**Your goal**
Collect from the data below each line with "水利部水土保持司".

**Dataset**
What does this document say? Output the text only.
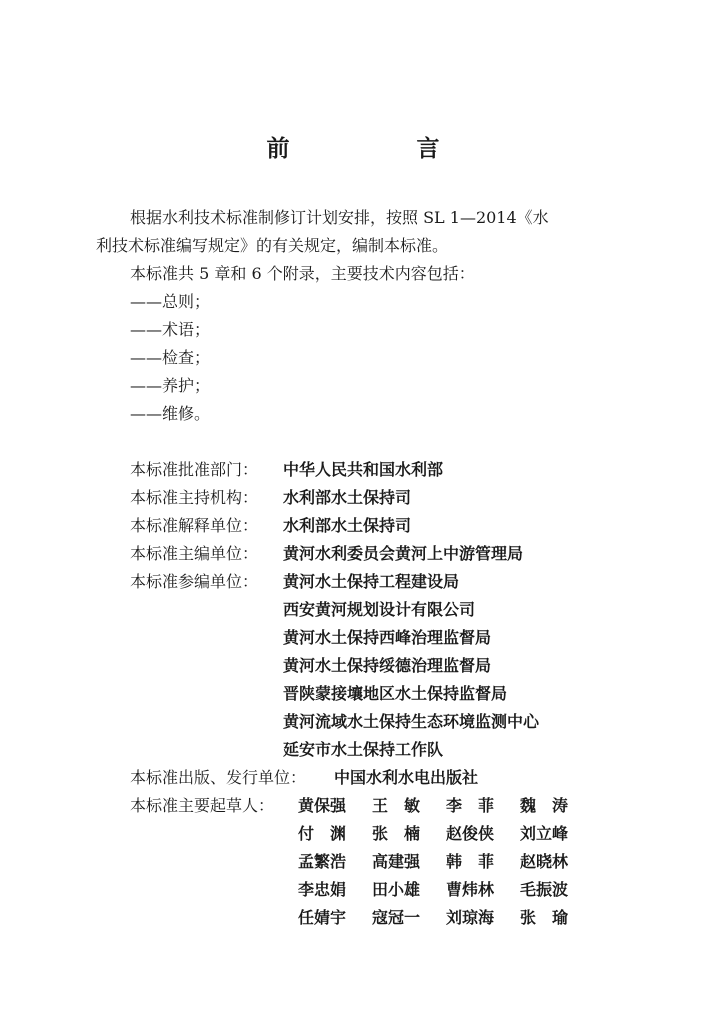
前　言
根据水利技术标准制修订计划安排，按照 SL 1—2014《水
利技术标准编写规定》的有关规定，编制本标准。
本标准共 5 章和 6 个附录，主要技术内容包括：
——总则；
——术语；
——检查；
——养护；
——维修。
本标准批准部门： 中华人民共和国水利部
本标准主持机构： 水利部水土保持司
本标准解释单位： 水利部水土保持司
本标准主编单位： 黄河水利委员会黄河上中游管理局
本标准参编单位： 黄河水土保持工程建设局
西安黄河规划设计有限公司
黄河水土保持西峰治理监督局
黄河水土保持绥德治理监督局
晋陕蒙接壤地区水土保持监督局
黄河流域水土保持生态环境监测中心
延安市水土保持工作队
本标准出版、发行单位： 中国水利水电出版社
本标准主要起草人： 黄保强 王　敏 李　菲 魏　涛
付　渊 张　楠 赵俊侠 刘立峰
孟繁浩 高建强 韩　菲 赵晓林
李忠娟 田小雄 曹炜林 毛振波
任婧宇 寇冠一 刘琼海 张　瑜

**Worked answer**
本标准主持机构： 水利部水土保持司
本标准解释单位： 水利部水土保持司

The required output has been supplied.